(Dataset excerpts)
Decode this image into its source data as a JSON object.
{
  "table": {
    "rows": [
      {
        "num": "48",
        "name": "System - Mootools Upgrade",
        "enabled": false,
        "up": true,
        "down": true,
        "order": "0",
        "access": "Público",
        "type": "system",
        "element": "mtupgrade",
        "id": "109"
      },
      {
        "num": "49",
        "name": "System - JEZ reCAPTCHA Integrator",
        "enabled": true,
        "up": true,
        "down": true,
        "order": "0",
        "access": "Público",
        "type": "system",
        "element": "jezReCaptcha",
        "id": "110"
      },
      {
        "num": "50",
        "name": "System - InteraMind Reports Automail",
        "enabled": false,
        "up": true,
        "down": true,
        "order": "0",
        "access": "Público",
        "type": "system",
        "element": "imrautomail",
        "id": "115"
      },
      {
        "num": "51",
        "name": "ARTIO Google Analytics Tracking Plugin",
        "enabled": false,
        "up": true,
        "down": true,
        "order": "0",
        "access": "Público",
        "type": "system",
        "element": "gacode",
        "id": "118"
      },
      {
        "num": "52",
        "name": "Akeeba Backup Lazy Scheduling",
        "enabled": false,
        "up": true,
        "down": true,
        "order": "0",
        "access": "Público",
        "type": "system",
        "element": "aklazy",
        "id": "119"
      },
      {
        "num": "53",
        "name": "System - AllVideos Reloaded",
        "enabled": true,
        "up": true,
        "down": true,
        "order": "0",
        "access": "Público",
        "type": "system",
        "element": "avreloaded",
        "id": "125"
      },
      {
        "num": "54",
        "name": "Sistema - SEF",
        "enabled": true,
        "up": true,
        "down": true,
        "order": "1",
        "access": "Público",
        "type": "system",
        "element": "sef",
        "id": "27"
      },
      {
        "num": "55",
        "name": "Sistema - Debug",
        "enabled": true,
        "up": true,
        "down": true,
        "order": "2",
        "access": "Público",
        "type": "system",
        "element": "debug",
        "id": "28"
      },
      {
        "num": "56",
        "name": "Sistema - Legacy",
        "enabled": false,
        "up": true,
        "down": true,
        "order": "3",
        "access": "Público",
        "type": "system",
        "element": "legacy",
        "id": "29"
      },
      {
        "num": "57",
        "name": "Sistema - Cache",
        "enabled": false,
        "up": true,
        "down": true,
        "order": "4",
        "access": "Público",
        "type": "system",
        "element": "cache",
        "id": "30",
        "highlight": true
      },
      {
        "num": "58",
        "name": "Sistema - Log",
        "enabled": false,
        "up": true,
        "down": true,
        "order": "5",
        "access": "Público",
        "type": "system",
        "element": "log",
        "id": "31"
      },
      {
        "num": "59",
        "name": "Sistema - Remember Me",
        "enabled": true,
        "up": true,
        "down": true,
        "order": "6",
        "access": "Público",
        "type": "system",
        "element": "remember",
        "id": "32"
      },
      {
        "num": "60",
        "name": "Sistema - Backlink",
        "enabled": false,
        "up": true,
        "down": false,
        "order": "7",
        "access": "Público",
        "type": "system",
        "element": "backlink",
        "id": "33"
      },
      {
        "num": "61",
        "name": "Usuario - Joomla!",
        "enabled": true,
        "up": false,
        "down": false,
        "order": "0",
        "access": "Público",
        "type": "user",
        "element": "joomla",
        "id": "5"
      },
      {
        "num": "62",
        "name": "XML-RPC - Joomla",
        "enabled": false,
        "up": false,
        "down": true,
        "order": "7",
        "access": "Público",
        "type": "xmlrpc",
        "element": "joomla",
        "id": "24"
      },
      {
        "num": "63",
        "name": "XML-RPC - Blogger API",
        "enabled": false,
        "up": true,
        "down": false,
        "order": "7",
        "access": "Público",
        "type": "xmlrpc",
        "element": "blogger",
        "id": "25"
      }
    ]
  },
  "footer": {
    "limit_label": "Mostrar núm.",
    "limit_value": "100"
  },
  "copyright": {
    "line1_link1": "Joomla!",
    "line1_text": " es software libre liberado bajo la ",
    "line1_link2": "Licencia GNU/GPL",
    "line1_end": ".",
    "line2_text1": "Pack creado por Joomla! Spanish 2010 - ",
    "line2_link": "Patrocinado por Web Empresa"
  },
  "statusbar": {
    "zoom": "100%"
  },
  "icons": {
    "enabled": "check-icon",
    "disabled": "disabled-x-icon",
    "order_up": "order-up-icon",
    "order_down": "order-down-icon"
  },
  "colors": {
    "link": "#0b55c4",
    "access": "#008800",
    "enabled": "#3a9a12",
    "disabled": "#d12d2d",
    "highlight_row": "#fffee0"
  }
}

_Task to carry out_
Transcribe all the entries, keeping each one exactly as it is.

_Written response_
Decode this image into its source data as a JSON object.
{
  "table": {
    "rows": [
      {
        "num": "48",
        "name": "System - Mootools Upgrade",
        "enabled": false,
        "up": true,
        "down": true,
        "order": "0",
        "access": "Público",
        "type": "system",
        "element": "mtupgrade",
        "id": "109"
      },
      {
        "num": "49",
        "name": "System - JEZ reCAPTCHA Integrator",
        "enabled": true,
        "up": true,
        "down": true,
        "order": "0",
        "access": "Público",
        "type": "system",
        "element": "jezReCaptcha",
        "id": "110"
      },
      {
        "num": "50",
        "name": "System - InteraMind Reports Automail",
        "enabled": false,
        "up": true,
        "down": true,
        "order": "0",
        "access": "Público",
        "type": "system",
        "element": "imrautomail",
        "id": "115"
      },
      {
        "num": "51",
        "name": "ARTIO Google Analytics Tracking Plugin",
        "enabled": false,
        "up": true,
        "down": true,
        "order": "0",
        "access": "Público",
        "type": "system",
        "element": "gacode",
        "id": "118"
      },
      {
        "num": "52",
        "name": "Akeeba Backup Lazy Scheduling",
        "enabled": false,
        "up": true,
        "down": true,
        "order": "0",
        "access": "Público",
        "type": "system",
        "element": "aklazy",
        "id": "119"
      },
      {
        "num": "53",
        "name": "System - AllVideos Reloaded",
        "enabled": true,
        "up": true,
        "down": true,
        "order": "0",
        "access": "Público",
        "type": "system",
        "element": "avreloaded",
        "id": "125"
      },
      {
        "num": "54",
        "name": "Sistema - SEF",
        "enabled": true,
        "up": true,
        "down": true,
        "order": "1",
        "access": "Público",
        "type": "system",
        "element": "sef",
        "id": "27"
      },
      {
        "num": "55",
        "name": "Sistema - Debug",
        "enabled": true,
        "up": true,
        "down": true,
        "order": "2",
        "access": "Público",
        "type": "system",
        "element": "debug",
        "id": "28"
      },
      {
        "num": "56",
        "name": "Sistema - Legacy",
        "enabled": false,
        "up": true,
        "down": true,
        "order": "3",
        "access": "Público",
        "type": "system",
        "element": "legacy",
        "id": "29"
      },
      {
        "num": "57",
        "name": "Sistema - Cache",
        "enabled": false,
        "up": true,
        "down": true,
        "order": "4",
        "access": "Público",
        "type": "system",
        "element": "cache",
        "id": "30",
        "highlight": true
      },
      {
        "num": "58",
        "name": "Sistema - Log",
        "enabled": false,
        "up": true,
        "down": true,
        "order": "5",
        "access": "Público",
        "type": "system",
        "element": "log",
        "id": "31"
      },
      {
        "num": "59",
        "name": "Sistema - Remember Me",
        "enabled": true,
        "up": true,
        "down": true,
        "order": "6",
        "access": "Público",
        "type": "system",
        "element": "remember",
        "id": "32"
      },
      {
        "num": "60",
        "name": "Sistema - Backlink",
        "enabled": false,
        "up": true,
        "down": false,
        "order": "7",
        "access": "Público",
        "type": "system",
        "element": "backlink",
        "id": "33"
      },
      {
        "num": "61",
        "name": "Usuario - Joomla!",
        "enabled": true,
        "up": false,
        "down": false,
        "order": "0",
        "access": "Público",
        "type": "user",
        "element": "joomla",
        "id": "5"
      },
      {
        "num": "62",
        "name": "XML-RPC - Joomla",
        "enabled": false,
        "up": false,
        "down": true,
        "order": "7",
        "access": "Público",
        "type": "xmlrpc",
        "element": "joomla",
        "id": "24"
      },
      {
        "num": "63",
        "name": "XML-RPC - Blogger API",
        "enabled": false,
        "up": true,
        "down": false,
        "order": "7",
        "access": "Público",
        "type": "xmlrpc",
        "element": "blogger",
        "id": "25"
      }
    ]
  },
  "footer": {
    "limit_label": "Mostrar núm.",
    "limit_value": "100"
  },
  "copyright": {
    "line1_link1": "Joomla!",
    "line1_text": " es software libre liberado bajo la ",
    "line1_link2": "Licencia GNU/GPL",
    "line1_end": ".",
    "line2_text1": "Pack creado por Joomla! Spanish 2010 - ",
    "line2_link": "Patrocinado por Web Empresa"
  },
  "statusbar": {
    "zoom": "100%"
  },
  "icons": {
    "enabled": "check-icon",
    "disabled": "disabled-x-icon",
    "order_up": "order-up-icon",
    "order_down": "order-down-icon"
  },
  "colors": {
    "link": "#0b55c4",
    "access": "#008800",
    "enabled": "#3a9a12",
    "disabled": "#d12d2d",
    "highlight_row": "#fffee0"
  }
}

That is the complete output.